** Begin **

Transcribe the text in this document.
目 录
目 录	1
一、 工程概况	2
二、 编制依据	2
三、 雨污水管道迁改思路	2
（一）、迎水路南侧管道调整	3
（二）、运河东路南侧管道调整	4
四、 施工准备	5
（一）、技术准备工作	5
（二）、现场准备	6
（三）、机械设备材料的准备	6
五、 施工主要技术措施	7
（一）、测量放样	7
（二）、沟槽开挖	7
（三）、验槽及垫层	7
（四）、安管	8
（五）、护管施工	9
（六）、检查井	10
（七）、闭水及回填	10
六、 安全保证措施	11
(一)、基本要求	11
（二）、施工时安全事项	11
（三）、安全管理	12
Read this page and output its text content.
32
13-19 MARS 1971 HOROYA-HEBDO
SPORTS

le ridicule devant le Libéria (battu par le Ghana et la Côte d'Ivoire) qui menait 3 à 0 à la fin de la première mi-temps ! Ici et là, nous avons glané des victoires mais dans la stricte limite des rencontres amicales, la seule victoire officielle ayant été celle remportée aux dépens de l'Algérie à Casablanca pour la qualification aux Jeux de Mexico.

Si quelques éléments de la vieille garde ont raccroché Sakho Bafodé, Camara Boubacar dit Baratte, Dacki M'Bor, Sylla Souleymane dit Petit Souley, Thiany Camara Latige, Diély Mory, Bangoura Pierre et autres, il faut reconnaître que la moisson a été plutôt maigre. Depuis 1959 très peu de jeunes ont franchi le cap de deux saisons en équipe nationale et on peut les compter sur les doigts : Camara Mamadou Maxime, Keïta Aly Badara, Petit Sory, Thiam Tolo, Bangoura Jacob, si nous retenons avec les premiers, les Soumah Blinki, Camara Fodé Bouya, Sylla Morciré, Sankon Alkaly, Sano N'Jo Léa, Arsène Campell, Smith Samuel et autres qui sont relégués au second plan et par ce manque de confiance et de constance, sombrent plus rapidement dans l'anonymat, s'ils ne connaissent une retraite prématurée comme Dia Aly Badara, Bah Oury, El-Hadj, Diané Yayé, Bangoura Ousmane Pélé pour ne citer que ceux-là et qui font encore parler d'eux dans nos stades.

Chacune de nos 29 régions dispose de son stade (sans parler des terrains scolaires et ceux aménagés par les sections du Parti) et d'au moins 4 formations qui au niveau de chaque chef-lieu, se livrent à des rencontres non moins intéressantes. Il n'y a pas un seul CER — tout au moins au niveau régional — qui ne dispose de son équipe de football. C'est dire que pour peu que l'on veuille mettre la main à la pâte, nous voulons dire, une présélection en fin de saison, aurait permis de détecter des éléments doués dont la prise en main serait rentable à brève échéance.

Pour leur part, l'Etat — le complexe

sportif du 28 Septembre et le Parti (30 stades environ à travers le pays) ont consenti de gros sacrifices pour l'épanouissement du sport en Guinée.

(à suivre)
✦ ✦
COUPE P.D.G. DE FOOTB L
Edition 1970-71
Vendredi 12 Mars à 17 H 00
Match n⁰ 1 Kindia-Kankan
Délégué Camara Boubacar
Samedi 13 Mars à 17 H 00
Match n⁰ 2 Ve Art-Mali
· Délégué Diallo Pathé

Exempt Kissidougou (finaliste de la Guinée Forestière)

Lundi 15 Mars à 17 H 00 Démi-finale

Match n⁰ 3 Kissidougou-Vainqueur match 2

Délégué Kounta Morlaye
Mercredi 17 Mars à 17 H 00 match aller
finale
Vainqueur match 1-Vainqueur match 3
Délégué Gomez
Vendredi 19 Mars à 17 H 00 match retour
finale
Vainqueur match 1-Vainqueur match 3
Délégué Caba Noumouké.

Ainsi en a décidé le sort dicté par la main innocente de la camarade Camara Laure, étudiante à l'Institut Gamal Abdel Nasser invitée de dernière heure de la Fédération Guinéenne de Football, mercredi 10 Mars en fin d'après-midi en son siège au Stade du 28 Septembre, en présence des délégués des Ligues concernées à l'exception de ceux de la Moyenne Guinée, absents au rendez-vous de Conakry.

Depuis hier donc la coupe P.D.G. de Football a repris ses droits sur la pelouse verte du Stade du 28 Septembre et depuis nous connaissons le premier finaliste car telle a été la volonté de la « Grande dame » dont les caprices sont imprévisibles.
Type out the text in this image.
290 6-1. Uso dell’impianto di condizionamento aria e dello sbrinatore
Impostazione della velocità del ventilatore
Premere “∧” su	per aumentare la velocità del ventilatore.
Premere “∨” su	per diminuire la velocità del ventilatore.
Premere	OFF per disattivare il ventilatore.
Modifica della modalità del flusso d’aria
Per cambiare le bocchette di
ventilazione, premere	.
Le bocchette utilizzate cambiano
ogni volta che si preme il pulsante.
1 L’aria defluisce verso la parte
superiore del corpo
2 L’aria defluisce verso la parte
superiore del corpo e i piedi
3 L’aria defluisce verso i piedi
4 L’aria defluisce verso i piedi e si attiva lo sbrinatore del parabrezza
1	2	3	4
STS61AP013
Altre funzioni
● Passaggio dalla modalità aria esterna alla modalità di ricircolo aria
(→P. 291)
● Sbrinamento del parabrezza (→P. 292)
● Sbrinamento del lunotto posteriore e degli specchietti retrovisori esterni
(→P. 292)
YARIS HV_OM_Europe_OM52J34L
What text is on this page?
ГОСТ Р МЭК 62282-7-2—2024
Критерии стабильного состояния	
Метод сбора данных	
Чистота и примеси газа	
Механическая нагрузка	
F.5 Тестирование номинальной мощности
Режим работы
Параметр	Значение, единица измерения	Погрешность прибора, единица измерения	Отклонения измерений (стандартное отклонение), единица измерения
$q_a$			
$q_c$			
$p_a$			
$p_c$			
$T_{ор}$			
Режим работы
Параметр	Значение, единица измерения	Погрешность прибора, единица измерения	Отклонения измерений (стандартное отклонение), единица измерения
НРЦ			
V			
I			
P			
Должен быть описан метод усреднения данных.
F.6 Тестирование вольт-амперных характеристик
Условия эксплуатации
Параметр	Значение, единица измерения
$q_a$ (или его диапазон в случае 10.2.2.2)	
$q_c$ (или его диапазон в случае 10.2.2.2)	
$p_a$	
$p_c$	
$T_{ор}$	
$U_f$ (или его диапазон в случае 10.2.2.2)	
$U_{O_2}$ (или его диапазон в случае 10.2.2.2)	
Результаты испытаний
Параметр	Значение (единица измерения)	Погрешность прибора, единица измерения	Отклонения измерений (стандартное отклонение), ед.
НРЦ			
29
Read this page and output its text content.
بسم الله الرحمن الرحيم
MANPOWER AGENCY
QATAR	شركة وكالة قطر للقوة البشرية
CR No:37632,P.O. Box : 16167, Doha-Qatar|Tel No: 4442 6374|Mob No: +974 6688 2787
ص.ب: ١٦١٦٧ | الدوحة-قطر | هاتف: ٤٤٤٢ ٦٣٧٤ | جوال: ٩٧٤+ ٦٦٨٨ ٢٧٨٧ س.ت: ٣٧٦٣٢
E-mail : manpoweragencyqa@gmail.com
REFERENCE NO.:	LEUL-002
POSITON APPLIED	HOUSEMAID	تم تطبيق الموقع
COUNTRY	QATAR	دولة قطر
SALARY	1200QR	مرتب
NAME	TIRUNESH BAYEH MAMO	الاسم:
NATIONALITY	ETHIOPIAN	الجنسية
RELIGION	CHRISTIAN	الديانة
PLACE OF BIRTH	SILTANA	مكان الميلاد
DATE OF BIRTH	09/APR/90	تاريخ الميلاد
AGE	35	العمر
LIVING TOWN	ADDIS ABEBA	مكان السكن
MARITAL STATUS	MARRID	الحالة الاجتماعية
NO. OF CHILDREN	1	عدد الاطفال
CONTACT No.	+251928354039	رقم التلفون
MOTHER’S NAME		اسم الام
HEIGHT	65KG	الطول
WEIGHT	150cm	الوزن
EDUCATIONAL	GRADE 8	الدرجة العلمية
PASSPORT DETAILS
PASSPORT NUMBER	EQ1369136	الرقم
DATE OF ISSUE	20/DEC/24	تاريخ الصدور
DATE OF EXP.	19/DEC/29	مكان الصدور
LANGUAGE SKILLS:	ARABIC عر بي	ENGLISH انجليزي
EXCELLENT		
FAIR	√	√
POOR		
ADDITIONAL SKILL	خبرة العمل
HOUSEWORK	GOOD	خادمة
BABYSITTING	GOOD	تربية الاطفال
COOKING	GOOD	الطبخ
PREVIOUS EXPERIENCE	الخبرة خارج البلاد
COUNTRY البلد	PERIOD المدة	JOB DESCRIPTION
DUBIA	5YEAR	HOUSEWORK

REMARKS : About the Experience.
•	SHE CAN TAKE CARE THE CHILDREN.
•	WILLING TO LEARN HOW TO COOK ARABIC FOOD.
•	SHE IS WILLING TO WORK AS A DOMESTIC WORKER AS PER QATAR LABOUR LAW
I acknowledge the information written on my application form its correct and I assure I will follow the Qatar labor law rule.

** End **

Exercise goal — Return each line where "sbrinatore" shows up.

Result of this exercise —
290 6-1. Uso dell’impianto di condizionamento aria e dello sbrinatore
4 L’aria defluisce verso i piedi e si attiva lo sbrinatore del parabrezza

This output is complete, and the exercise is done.